##### Dataset rows
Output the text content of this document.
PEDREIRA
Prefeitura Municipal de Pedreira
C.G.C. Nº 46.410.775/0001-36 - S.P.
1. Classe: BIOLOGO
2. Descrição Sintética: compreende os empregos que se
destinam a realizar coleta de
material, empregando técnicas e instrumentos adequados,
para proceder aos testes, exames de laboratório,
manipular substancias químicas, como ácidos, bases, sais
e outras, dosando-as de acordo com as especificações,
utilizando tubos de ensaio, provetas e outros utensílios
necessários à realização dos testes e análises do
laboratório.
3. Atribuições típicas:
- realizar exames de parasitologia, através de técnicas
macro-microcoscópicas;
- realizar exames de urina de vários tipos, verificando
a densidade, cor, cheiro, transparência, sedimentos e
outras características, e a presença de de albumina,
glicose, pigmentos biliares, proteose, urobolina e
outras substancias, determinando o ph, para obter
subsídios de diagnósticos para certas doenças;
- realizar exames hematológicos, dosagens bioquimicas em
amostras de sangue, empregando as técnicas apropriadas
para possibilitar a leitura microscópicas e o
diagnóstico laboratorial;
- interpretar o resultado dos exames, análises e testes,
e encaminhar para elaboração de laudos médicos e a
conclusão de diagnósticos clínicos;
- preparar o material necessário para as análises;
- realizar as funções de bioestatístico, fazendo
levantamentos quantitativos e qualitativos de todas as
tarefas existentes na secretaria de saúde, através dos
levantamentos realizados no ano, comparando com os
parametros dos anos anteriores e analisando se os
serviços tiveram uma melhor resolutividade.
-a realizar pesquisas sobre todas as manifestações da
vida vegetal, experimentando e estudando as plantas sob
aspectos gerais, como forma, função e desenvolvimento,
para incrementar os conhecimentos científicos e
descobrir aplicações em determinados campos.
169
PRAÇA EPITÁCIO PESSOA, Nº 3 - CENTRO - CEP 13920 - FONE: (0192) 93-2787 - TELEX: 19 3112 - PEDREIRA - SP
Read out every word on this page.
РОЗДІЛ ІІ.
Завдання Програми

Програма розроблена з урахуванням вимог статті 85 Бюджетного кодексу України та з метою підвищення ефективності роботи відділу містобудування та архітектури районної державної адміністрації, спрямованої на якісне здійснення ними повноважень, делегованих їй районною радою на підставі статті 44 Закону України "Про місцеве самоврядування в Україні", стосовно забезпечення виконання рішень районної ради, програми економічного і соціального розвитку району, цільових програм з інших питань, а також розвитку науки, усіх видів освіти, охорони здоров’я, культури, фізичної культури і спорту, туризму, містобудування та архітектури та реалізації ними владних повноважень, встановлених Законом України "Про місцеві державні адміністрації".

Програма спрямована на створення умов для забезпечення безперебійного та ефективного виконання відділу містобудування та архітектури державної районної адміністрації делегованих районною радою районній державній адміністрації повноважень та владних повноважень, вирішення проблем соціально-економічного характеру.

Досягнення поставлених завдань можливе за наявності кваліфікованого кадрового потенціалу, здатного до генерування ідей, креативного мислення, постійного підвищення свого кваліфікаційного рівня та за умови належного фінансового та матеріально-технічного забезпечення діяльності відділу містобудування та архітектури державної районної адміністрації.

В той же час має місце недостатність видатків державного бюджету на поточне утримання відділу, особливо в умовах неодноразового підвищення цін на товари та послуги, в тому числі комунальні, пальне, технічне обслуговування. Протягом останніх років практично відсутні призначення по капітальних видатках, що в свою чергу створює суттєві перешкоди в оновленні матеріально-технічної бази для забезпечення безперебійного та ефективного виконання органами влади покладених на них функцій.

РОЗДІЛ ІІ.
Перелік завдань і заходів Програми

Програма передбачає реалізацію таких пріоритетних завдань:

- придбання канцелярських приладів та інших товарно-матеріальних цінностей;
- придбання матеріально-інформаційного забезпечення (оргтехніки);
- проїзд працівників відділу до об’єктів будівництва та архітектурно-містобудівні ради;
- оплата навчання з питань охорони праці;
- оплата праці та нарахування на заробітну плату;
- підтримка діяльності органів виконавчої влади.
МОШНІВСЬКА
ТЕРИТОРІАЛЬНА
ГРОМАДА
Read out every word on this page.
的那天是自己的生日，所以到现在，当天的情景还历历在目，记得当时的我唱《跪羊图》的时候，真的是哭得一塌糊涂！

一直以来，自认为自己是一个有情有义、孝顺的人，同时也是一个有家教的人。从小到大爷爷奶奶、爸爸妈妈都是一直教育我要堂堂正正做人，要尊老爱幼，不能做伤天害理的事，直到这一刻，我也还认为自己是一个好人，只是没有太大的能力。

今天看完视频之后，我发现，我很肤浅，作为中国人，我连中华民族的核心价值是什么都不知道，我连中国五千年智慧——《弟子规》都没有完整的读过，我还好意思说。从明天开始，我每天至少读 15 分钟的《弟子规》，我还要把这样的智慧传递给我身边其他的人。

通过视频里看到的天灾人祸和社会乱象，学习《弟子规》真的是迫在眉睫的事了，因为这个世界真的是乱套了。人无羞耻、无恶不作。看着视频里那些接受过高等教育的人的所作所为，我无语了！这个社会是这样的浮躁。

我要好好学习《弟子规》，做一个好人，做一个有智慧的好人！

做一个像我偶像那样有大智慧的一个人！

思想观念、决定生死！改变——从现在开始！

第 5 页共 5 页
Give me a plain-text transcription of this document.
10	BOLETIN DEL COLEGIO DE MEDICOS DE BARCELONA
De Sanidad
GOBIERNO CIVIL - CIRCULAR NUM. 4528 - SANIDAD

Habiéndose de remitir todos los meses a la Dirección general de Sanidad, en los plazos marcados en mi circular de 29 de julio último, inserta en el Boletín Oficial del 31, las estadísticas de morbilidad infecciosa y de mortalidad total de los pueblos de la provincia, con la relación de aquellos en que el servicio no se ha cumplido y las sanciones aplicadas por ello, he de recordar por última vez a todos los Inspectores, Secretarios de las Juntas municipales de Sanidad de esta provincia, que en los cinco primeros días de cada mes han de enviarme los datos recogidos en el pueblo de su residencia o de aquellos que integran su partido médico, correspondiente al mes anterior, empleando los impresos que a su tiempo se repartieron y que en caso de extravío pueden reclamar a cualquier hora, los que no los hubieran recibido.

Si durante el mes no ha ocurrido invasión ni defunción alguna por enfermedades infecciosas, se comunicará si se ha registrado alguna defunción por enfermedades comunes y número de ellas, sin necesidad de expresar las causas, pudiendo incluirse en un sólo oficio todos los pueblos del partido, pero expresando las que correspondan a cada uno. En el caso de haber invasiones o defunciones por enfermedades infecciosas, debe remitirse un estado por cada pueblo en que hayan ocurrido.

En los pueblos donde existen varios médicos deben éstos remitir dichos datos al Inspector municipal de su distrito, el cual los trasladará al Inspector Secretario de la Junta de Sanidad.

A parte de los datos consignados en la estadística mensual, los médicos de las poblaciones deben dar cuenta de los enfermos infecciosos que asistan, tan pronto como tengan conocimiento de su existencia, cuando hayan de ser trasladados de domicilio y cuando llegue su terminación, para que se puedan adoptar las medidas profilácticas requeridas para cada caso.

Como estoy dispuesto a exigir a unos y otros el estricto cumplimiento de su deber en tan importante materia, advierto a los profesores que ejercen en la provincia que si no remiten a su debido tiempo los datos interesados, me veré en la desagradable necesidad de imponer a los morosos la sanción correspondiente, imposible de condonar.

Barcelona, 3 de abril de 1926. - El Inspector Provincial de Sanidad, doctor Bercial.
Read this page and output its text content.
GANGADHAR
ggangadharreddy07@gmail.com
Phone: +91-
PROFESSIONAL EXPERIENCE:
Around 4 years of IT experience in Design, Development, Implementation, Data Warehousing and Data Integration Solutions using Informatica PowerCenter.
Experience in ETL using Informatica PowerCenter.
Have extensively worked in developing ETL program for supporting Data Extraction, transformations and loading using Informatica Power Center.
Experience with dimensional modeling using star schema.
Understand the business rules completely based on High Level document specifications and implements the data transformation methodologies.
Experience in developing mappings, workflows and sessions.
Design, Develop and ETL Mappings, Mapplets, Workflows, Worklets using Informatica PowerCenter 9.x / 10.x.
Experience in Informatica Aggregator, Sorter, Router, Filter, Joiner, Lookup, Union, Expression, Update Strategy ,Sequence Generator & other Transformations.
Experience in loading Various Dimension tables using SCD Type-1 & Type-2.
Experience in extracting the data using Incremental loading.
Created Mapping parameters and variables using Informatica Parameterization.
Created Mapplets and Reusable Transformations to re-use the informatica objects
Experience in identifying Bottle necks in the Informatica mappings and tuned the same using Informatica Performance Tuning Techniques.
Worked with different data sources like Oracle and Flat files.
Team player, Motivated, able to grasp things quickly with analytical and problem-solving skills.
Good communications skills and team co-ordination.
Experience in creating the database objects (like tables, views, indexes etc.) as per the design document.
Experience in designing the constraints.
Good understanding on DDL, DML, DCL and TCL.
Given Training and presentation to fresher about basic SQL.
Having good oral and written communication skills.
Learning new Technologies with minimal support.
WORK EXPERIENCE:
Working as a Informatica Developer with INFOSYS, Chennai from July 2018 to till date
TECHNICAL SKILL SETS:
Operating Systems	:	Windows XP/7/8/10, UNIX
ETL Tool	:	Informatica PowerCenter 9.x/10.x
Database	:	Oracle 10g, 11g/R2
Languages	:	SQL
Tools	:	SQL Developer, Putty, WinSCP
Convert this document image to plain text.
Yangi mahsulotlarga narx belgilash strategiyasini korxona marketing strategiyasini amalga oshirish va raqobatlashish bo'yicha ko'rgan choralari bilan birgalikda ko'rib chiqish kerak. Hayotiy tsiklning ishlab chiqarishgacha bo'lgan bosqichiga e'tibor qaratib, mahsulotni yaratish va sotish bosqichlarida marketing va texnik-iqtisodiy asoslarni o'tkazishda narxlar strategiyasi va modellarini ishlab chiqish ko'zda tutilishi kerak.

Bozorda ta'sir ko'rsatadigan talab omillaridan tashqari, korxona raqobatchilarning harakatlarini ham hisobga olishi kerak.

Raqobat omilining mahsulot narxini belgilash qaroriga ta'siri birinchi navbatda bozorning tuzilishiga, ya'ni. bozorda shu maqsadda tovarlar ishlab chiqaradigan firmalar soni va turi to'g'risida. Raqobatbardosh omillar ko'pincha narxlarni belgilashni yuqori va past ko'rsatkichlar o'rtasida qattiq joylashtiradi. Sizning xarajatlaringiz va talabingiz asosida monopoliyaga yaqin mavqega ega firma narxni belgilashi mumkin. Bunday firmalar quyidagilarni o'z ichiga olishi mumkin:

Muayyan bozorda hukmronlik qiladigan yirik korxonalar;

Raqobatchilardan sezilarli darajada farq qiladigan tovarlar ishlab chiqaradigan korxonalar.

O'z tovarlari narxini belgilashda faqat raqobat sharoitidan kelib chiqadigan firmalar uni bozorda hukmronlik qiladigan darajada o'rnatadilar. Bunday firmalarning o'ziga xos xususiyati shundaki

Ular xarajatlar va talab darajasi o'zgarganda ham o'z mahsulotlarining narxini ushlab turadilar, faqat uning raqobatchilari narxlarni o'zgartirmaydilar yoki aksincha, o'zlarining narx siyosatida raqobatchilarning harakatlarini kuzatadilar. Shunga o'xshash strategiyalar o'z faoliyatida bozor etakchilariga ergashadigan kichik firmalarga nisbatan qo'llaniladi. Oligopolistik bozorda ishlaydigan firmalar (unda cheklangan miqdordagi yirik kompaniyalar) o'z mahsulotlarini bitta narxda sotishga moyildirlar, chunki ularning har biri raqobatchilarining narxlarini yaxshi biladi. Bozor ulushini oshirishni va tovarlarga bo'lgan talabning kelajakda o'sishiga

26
##########
* **Objective**
Look through the entries above for the word "testes". Copy every line where it shows up.

* **Written response**
para proceder aos testes, exames de laboratório,
necessários à realização dos testes e análises do
- interpretar o resultado dos exames, análises e testes,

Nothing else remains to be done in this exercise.